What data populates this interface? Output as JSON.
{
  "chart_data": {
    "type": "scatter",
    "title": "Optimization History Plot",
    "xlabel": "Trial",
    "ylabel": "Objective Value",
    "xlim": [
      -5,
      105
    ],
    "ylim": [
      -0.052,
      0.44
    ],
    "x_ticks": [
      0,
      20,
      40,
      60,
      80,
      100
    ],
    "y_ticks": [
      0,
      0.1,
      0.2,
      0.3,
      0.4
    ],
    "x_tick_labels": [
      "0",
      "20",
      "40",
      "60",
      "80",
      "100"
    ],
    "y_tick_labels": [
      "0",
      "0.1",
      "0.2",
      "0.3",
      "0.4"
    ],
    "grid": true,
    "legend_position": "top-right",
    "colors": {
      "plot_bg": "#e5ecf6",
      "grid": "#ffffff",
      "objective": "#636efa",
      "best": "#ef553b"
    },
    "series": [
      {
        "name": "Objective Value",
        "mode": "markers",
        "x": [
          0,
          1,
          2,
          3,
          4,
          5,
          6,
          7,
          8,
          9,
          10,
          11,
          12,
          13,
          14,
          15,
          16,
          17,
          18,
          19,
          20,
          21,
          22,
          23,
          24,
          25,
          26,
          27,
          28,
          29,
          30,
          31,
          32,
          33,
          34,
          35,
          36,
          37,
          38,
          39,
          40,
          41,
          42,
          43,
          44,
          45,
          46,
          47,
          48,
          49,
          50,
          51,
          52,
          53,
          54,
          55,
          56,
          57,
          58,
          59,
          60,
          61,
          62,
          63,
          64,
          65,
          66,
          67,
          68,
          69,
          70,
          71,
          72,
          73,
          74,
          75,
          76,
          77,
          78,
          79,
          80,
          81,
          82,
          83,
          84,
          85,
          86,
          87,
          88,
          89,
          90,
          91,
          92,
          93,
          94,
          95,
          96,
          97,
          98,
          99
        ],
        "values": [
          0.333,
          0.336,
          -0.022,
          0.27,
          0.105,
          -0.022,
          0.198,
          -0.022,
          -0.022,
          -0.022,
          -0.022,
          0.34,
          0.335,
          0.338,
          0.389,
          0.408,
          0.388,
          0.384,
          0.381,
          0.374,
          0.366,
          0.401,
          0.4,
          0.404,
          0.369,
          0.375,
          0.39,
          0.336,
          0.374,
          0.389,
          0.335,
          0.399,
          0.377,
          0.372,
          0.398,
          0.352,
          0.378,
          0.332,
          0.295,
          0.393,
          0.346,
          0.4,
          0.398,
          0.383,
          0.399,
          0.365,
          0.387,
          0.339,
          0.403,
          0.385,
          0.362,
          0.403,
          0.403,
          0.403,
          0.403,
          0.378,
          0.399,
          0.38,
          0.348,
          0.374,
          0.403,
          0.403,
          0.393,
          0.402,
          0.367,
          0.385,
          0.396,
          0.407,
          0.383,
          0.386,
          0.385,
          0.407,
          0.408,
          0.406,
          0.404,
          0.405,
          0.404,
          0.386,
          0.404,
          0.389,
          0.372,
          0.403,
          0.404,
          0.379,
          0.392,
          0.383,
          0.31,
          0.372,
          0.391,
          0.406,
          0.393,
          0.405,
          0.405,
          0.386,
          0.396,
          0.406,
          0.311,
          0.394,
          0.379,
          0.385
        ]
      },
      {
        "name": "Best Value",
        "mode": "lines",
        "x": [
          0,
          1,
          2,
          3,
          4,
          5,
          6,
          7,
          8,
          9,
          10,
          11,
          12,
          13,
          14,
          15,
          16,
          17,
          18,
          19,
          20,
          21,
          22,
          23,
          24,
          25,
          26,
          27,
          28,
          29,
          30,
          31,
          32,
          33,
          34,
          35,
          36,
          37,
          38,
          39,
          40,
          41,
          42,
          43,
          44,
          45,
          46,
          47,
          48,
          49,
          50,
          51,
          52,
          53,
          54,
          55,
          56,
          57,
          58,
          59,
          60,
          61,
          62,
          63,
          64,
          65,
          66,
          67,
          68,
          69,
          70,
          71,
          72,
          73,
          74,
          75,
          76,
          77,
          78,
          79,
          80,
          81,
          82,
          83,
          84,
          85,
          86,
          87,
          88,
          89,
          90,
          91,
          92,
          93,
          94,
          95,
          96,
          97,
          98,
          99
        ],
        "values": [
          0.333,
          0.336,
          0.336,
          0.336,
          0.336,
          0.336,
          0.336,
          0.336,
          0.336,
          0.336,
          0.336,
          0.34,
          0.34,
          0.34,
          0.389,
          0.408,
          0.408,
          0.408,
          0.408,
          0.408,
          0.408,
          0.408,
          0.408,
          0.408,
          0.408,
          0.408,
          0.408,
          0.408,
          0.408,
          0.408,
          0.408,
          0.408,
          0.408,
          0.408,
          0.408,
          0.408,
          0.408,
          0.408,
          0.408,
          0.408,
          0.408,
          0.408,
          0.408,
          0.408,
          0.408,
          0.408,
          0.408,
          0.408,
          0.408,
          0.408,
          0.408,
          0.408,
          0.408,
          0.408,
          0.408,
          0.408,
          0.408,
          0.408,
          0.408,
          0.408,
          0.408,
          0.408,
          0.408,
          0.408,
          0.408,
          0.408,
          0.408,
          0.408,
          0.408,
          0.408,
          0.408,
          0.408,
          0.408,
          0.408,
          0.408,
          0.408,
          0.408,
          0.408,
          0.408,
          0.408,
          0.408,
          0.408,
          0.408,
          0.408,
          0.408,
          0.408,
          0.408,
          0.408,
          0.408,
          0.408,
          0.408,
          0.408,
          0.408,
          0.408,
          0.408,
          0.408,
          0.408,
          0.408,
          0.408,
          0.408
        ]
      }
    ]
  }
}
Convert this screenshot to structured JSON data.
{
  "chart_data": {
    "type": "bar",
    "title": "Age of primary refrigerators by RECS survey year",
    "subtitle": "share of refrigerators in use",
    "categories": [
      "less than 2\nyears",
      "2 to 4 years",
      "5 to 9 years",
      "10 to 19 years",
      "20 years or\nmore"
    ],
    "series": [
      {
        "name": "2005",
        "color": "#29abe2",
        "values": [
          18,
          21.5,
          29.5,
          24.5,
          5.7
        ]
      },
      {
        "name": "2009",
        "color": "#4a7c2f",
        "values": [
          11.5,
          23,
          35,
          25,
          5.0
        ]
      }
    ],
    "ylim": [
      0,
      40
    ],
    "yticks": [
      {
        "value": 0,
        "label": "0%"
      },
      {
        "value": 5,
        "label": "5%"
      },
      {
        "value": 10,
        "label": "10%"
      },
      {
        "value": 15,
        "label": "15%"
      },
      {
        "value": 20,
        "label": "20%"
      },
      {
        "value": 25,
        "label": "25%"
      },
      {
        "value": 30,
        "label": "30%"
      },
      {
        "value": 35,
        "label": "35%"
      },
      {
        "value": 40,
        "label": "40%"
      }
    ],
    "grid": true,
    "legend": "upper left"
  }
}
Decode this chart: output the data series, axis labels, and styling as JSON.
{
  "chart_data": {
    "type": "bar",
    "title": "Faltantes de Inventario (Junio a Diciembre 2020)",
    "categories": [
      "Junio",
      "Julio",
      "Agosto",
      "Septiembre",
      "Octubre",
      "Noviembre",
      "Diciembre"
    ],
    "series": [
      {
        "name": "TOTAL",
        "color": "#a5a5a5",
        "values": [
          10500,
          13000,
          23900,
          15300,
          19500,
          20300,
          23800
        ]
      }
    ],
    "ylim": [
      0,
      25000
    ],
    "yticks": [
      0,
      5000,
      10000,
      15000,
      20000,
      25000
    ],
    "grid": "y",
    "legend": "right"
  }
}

=====

Print back all the lines verbatim.

What data populates this interface? Output as JSON.
{
  "chart_data": {
    "type": "scatter",
    "title": "Optimization History Plot",
    "xlabel": "Trial",
    "ylabel": "Objective Value",
    "xlim": [
      -5,
      105
    ],
    "ylim": [
      -0.052,
      0.44
    ],
    "x_ticks": [
      0,
      20,
      40,
      60,
      80,
      100
    ],
    "y_ticks": [
      0,
      0.1,
      0.2,
      0.3,
      0.4
    ],
    "x_tick_labels": [
      "0",
      "20",
      "40",
      "60",
      "80",
      "100"
    ],
    "y_tick_labels": [
      "0",
      "0.1",
      "0.2",
      "0.3",
      "0.4"
    ],
    "grid": true,
    "legend_position": "top-right",
    "colors": {
      "plot_bg": "#e5ecf6",
      "grid": "#ffffff",
      "objective": "#636efa",
      "best": "#ef553b"
    },
    "series": [
      {
        "name": "Objective Value",
        "mode": "markers",
        "x": [
          0,
          1,
          2,
          3,
          4,
          5,
          6,
          7,
          8,
          9,
          10,
          11,
          12,
          13,
          14,
          15,
          16,
          17,
          18,
          19,
          20,
          21,
          22,
          23,
          24,
          25,
          26,
          27,
          28,
          29,
          30,
          31,
          32,
          33,
          34,
          35,
          36,
          37,
          38,
          39,
          40,
          41,
          42,
          43,
          44,
          45,
          46,
          47,
          48,
          49,
          50,
          51,
          52,
          53,
          54,
          55,
          56,
          57,
          58,
          59,
          60,
          61,
          62,
          63,
          64,
          65,
          66,
          67,
          68,
          69,
          70,
          71,
          72,
          73,
          74,
          75,
          76,
          77,
          78,
          79,
          80,
          81,
          82,
          83,
          84,
          85,
          86,
          87,
          88,
          89,
          90,
          91,
          92,
          93,
          94,
          95,
          96,
          97,
          98,
          99
        ],
        "values": [
          0.333,
          0.336,
          -0.022,
          0.27,
          0.105,
          -0.022,
          0.198,
          -0.022,
          -0.022,
          -0.022,
          -0.022,
          0.34,
          0.335,
          0.338,
          0.389,
          0.408,
          0.388,
          0.384,
          0.381,
          0.374,
          0.366,
          0.401,
          0.4,
          0.404,
          0.369,
          0.375,
          0.39,
          0.336,
          0.374,
          0.389,
          0.335,
          0.399,
          0.377,
          0.372,
          0.398,
          0.352,
          0.378,
          0.332,
          0.295,
          0.393,
          0.346,
          0.4,
          0.398,
          0.383,
          0.399,
          0.365,
          0.387,
          0.339,
          0.403,
          0.385,
          0.362,
          0.403,
          0.403,
          0.403,
          0.403,
          0.378,
          0.399,
          0.38,
          0.348,
          0.374,
          0.403,
          0.403,
          0.393,
          0.402,
          0.367,
          0.385,
          0.396,
          0.407,
          0.383,
          0.386,
          0.385,
          0.407,
          0.408,
          0.406,
          0.404,
          0.405,
          0.404,
          0.386,
          0.404,
          0.389,
          0.372,
          0.403,
          0.404,
          0.379,
          0.392,
          0.383,
          0.31,
          0.372,
          0.391,
          0.406,
          0.393,
          0.405,
          0.405,
          0.386,
          0.396,
          0.406,
          0.311,
          0.394,
          0.379,
          0.385
        ]
      },
      {
        "name": "Best Value",
        "mode": "lines",
        "x": [
          0,
          1,
          2,
          3,
          4,
          5,
          6,
          7,
          8,
          9,
          10,
          11,
          12,
          13,
          14,
          15,
          16,
          17,
          18,
          19,
          20,
          21,
          22,
          23,
          24,
          25,
          26,
          27,
          28,
          29,
          30,
          31,
          32,
          33,
          34,
          35,
          36,
          37,
          38,
          39,
          40,
          41,
          42,
          43,
          44,
          45,
          46,
          47,
          48,
          49,
          50,
          51,
          52,
          53,
          54,
          55,
          56,
          57,
          58,
          59,
          60,
          61,
          62,
          63,
          64,
          65,
          66,
          67,
          68,
          69,
          70,
          71,
          72,
          73,
          74,
          75,
          76,
          77,
          78,
          79,
          80,
          81,
          82,
          83,
          84,
          85,
          86,
          87,
          88,
          89,
          90,
          91,
          92,
          93,
          94,
          95,
          96,
          97,
          98,
          99
        ],
        "values": [
          0.333,
          0.336,
          0.336,
          0.336,
          0.336,
          0.336,
          0.336,
          0.336,
          0.336,
          0.336,
          0.336,
          0.34,
          0.34,
          0.34,
          0.389,
          0.408,
          0.408,
          0.408,
          0.408,
          0.408,
          0.408,
          0.408,
          0.408,
          0.408,
          0.408,
          0.408,
          0.408,
          0.408,
          0.408,
          0.408,
          0.408,
          0.408,
          0.408,
          0.408,
          0.408,
          0.408,
          0.408,
          0.408,
          0.408,
          0.408,
          0.408,
          0.408,
          0.408,
          0.408,
          0.408,
          0.408,
          0.408,
          0.408,
          0.408,
          0.408,
          0.408,
          0.408,
          0.408,
          0.408,
          0.408,
          0.408,
          0.408,
          0.408,
          0.408,
          0.408,
          0.408,
          0.408,
          0.408,
          0.408,
          0.408,
          0.408,
          0.408,
          0.408,
          0.408,
          0.408,
          0.408,
          0.408,
          0.408,
          0.408,
          0.408,
          0.408,
          0.408,
          0.408,
          0.408,
          0.408,
          0.408,
          0.408,
          0.408,
          0.408,
          0.408,
          0.408,
          0.408,
          0.408,
          0.408,
          0.408,
          0.408,
          0.408,
          0.408,
          0.408,
          0.408,
          0.408,
          0.408,
          0.408,
          0.408,
          0.408
        ]
      }
    ]
  }
}
Convert this screenshot to structured JSON data.
{
  "chart_data": {
    "type": "bar",
    "title": "Age of primary refrigerators by RECS survey year",
    "subtitle": "share of refrigerators in use",
    "categories": [
      "less than 2\nyears",
      "2 to 4 years",
      "5 to 9 years",
      "10 to 19 years",
      "20 years or\nmore"
    ],
    "series": [
      {
        "name": "2005",
        "color": "#29abe2",
        "values": [
          18,
          21.5,
          29.5,
          24.5,
          5.7
        ]
      },
      {
        "name": "2009",
        "color": "#4a7c2f",
        "values": [
          11.5,
          23,
          35,
          25,
          5.0
        ]
      }
    ],
    "ylim": [
      0,
      40
    ],
    "yticks": [
      {
        "value": 0,
        "label": "0%"
      },
      {
        "value": 5,
        "label": "5%"
      },
      {
        "value": 10,
        "label": "10%"
      },
      {
        "value": 15,
        "label": "15%"
      },
      {
        "value": 20,
        "label": "20%"
      },
      {
        "value": 25,
        "label": "25%"
      },
      {
        "value": 30,
        "label": "30%"
      },
      {
        "value": 35,
        "label": "35%"
      },
      {
        "value": 40,
        "label": "40%"
      }
    ],
    "grid": true,
    "legend": "upper left"
  }
}
Decode this chart: output the data series, axis labels, and styling as JSON.
{
  "chart_data": {
    "type": "bar",
    "title": "Faltantes de Inventario (Junio a Diciembre 2020)",
    "categories": [
      "Junio",
      "Julio",
      "Agosto",
      "Septiembre",
      "Octubre",
      "Noviembre",
      "Diciembre"
    ],
    "series": [
      {
        "name": "TOTAL",
        "color": "#a5a5a5",
        "values": [
          10500,
          13000,
          23900,
          15300,
          19500,
          20300,
          23800
        ]
      }
    ],
    "ylim": [
      0,
      25000
    ],
    "yticks": [
      0,
      5000,
      10000,
      15000,
      20000,
      25000
    ],
    "grid": "y",
    "legend": "right"
  }
}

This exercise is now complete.